Stored items
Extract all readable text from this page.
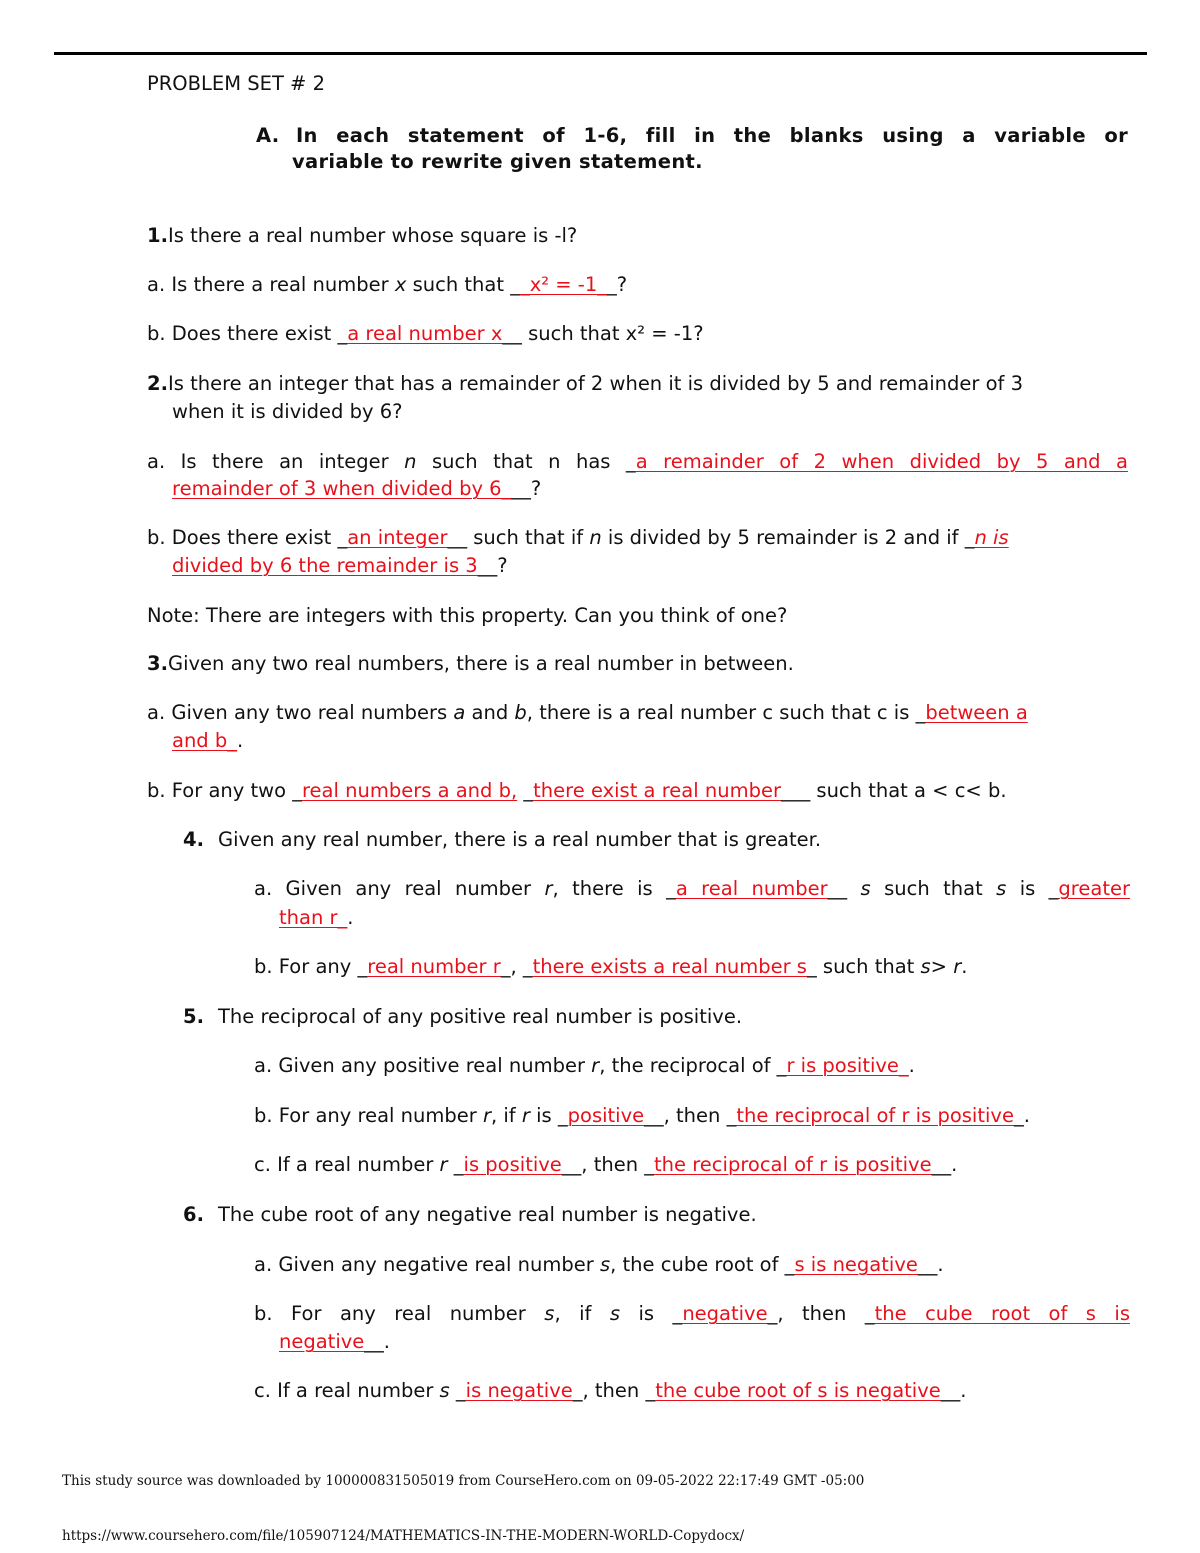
PROBLEM SET # 2
A. In each statement of 1-6, fill in the blanks using a variable or
variable to rewrite given statement.
1.Is there a real number whose square is -l?
a. Is there a real number x such that __x² = -1__?
b. Does there exist _a real number x__ such that x² = -1?
2.Is there an integer that has a remainder of 2 when it is divided by 5 and remainder of 3
when it is divided by 6?
a. Is there an integer n such that n has _a remainder of 2 when divided by 5 and a
remainder of 3 when divided by 6___?
b. Does there exist _an integer__ such that if n is divided by 5 remainder is 2 and if _n is
divided by 6 the remainder is 3__?
Note: There are integers with this property. Can you think of one?
3.Given any two real numbers, there is a real number in between.
a. Given any two real numbers a and b, there is a real number c such that c is _between a
and b_.
b. For any two _real numbers a and b, _there exist a real number___ such that a < c< b.
4. Given any real number, there is a real number that is greater.
a. Given any real number r, there is _a real number__ s such that s is _greater
than r_.
b. For any _real number r_, _there exists a real number s_ such that s> r.
5. The reciprocal of any positive real number is positive.
a. Given any positive real number r, the reciprocal of _r is positive_.
b. For any real number r, if r is _positive__, then _the reciprocal of r is positive_.
c. If a real number r _is positive__, then _the reciprocal of r is positive__.
6. The cube root of any negative real number is negative.
a. Given any negative real number s, the cube root of _s is negative__.
b. For any real number s, if s is _negative_, then _the cube root of s is
negative__.
c. If a real number s _is negative_, then _the cube root of s is negative__.
This study source was downloaded by 100000831505019 from CourseHero.com on 09-05-2022 22:17:49 GMT -05:00
https://www.coursehero.com/file/105907124/MATHEMATICS-IN-THE-MODERN-WORLD-Copydocx/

REQUIRED TASK. Print each entry shown above with exact wording and no pictures.

RESPONSE FOR THIS EXERCISE.
Extract all readable text from this page.
PROBLEM SET # 2
A. In each statement of 1-6, fill in the blanks using a variable or
variable to rewrite given statement.
1.Is there a real number whose square is -l?
a. Is there a real number x such that __x² = -1__?
b. Does there exist _a real number x__ such that x² = -1?
2.Is there an integer that has a remainder of 2 when it is divided by 5 and remainder of 3
when it is divided by 6?
a. Is there an integer n such that n has _a remainder of 2 when divided by 5 and a
remainder of 3 when divided by 6___?
b. Does there exist _an integer__ such that if n is divided by 5 remainder is 2 and if _n is
divided by 6 the remainder is 3__?
Note: There are integers with this property. Can you think of one?
3.Given any two real numbers, there is a real number in between.
a. Given any two real numbers a and b, there is a real number c such that c is _between a
and b_.
b. For any two _real numbers a and b, _there exist a real number___ such that a < c< b.
4. Given any real number, there is a real number that is greater.
a. Given any real number r, there is _a real number__ s such that s is _greater
than r_.
b. For any _real number r_, _there exists a real number s_ such that s> r.
5. The reciprocal of any positive real number is positive.
a. Given any positive real number r, the reciprocal of _r is positive_.
b. For any real number r, if r is _positive__, then _the reciprocal of r is positive_.
c. If a real number r _is positive__, then _the reciprocal of r is positive__.
6. The cube root of any negative real number is negative.
a. Given any negative real number s, the cube root of _s is negative__.
b. For any real number s, if s is _negative_, then _the cube root of s is
negative__.
c. If a real number s _is negative_, then _the cube root of s is negative__.
This study source was downloaded by 100000831505019 from CourseHero.com on 09-05-2022 22:17:49 GMT -05:00
https://www.coursehero.com/file/105907124/MATHEMATICS-IN-THE-MODERN-WORLD-Copydocx/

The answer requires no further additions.